(Dataset items)
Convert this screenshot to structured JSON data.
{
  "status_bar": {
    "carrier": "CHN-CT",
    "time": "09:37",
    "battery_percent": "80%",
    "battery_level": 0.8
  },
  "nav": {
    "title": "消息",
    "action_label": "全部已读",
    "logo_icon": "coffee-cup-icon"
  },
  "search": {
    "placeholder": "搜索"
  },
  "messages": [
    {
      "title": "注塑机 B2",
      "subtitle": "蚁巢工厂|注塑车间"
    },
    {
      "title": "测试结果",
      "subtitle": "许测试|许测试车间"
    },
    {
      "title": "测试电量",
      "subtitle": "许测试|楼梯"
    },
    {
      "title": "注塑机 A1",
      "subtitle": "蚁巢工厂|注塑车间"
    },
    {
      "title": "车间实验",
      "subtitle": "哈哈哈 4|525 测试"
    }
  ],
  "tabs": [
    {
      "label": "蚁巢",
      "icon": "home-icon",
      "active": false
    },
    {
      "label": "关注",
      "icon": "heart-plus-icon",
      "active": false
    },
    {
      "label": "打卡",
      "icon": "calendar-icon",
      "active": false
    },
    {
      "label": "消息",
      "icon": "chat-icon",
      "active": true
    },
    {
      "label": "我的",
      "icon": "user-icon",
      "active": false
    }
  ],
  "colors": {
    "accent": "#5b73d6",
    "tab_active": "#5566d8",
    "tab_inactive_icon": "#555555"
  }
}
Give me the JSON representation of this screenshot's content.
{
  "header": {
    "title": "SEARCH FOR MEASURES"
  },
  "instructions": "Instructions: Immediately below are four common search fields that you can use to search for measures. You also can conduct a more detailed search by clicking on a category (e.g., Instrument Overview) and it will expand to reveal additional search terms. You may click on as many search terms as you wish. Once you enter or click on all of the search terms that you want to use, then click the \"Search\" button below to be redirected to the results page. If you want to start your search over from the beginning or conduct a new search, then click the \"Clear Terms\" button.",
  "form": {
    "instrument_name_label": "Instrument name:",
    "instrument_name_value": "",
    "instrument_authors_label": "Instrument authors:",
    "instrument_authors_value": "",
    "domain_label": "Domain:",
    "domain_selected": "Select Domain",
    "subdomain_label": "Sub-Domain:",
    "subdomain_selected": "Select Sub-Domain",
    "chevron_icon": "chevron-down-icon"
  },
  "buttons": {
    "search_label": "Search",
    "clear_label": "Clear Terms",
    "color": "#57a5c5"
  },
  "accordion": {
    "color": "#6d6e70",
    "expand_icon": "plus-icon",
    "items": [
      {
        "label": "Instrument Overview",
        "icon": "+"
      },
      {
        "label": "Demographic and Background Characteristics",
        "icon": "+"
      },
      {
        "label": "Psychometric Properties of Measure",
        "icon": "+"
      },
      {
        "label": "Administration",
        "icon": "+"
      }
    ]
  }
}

● **The task**: Report how many lines of the listing hold the string "Select", giving only the number.

● **Correct result**: 2